Short task: Please list all lines of the material below in which the string "senha" occurs.
--------
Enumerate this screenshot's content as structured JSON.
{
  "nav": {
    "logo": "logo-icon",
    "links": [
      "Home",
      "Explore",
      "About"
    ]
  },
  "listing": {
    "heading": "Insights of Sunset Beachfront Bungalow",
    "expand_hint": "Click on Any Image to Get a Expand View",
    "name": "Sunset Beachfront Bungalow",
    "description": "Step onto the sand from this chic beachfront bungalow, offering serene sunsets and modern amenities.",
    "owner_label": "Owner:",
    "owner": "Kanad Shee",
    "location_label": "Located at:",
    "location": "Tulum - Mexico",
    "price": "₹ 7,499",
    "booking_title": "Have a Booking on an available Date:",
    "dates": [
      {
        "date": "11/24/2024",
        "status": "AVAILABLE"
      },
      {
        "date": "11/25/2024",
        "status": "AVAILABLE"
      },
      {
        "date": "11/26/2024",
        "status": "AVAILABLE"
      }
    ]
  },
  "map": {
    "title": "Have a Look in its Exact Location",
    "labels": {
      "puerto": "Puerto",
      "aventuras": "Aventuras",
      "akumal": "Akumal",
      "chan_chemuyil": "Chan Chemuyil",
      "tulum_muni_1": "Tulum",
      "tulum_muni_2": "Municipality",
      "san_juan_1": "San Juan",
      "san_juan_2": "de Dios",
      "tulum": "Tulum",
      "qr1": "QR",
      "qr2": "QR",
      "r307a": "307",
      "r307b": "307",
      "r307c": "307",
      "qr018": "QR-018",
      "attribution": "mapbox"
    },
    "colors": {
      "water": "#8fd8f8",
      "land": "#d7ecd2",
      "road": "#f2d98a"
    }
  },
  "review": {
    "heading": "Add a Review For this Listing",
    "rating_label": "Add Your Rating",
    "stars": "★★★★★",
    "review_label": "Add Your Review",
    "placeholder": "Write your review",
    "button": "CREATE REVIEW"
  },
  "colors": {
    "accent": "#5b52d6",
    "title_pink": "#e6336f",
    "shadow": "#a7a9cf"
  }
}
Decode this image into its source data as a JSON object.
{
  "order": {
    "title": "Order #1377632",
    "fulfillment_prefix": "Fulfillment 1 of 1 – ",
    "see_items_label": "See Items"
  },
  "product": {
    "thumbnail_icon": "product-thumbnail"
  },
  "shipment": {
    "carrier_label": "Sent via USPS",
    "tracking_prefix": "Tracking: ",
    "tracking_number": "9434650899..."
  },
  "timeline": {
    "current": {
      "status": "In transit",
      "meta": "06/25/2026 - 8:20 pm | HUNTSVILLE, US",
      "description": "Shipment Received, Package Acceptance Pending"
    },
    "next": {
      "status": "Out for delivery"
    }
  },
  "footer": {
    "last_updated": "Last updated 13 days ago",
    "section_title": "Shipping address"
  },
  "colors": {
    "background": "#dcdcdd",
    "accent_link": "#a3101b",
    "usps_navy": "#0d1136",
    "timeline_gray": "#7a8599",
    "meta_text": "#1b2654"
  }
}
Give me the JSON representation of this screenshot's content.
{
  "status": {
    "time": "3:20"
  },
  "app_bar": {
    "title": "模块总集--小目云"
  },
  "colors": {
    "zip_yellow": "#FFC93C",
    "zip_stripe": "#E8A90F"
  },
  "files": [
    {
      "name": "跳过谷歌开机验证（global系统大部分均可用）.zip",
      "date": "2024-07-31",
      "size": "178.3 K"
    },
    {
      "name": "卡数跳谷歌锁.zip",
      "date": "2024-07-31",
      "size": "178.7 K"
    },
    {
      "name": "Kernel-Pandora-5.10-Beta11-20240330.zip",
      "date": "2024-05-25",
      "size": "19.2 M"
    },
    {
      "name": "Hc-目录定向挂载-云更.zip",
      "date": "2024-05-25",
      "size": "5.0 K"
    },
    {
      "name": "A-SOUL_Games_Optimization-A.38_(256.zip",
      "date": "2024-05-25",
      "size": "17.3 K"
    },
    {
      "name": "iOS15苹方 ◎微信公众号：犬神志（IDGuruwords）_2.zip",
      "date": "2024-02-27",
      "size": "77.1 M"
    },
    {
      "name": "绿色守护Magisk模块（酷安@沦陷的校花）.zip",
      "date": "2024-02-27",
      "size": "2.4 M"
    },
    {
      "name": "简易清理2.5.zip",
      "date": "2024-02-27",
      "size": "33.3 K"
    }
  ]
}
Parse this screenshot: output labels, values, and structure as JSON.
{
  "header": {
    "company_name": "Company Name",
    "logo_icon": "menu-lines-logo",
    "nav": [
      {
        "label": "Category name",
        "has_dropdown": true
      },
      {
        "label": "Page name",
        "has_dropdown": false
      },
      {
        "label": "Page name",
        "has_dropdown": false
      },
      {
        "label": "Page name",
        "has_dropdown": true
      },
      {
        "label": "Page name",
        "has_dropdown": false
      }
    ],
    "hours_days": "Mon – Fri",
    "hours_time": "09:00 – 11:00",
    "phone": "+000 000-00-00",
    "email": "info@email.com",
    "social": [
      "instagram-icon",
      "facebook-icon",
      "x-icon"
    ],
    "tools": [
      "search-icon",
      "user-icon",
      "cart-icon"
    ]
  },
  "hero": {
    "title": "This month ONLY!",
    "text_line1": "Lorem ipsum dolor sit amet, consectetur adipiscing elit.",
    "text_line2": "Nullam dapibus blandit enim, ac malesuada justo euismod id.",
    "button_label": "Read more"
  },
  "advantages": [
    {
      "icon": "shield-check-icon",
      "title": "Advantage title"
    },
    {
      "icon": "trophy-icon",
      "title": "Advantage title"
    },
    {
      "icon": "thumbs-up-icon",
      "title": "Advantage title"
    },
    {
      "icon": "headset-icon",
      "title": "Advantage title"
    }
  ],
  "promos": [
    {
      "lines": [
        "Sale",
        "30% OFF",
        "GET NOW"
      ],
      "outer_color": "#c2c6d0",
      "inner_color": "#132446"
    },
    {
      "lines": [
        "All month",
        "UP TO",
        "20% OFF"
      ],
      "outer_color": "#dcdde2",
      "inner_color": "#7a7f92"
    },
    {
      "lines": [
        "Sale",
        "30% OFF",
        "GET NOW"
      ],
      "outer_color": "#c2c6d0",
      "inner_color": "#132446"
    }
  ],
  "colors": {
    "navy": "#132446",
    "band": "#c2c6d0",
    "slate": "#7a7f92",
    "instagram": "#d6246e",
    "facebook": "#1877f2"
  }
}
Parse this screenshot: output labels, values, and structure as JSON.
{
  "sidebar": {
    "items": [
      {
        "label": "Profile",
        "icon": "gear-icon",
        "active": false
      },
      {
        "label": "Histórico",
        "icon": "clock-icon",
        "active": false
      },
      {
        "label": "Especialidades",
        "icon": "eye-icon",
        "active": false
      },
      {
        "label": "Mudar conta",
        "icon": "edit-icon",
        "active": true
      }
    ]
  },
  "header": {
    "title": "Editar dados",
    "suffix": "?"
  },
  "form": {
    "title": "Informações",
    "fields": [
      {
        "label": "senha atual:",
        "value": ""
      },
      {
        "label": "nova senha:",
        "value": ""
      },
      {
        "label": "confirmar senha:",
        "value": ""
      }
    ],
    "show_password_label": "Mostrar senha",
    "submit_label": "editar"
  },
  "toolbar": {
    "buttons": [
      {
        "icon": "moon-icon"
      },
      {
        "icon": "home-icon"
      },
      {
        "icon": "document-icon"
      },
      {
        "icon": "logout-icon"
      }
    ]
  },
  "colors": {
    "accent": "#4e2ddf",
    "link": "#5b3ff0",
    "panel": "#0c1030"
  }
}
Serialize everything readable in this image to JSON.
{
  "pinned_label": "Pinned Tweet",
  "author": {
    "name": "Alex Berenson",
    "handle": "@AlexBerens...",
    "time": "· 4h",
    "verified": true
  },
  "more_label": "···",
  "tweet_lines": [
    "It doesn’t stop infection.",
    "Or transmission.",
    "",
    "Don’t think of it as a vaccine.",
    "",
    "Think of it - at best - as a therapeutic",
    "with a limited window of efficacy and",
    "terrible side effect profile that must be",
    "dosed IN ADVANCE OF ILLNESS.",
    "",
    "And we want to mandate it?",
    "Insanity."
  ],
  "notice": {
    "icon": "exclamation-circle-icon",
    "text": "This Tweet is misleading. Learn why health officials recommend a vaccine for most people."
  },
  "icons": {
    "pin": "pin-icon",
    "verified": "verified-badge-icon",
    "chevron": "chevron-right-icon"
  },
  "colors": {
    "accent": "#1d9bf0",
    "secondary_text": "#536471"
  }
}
--------
Correct result:
        "label": "senha atual:",
        "label": "nova senha:",
        "label": "confirmar senha:",
    "show_password_label": "Mostrar senha",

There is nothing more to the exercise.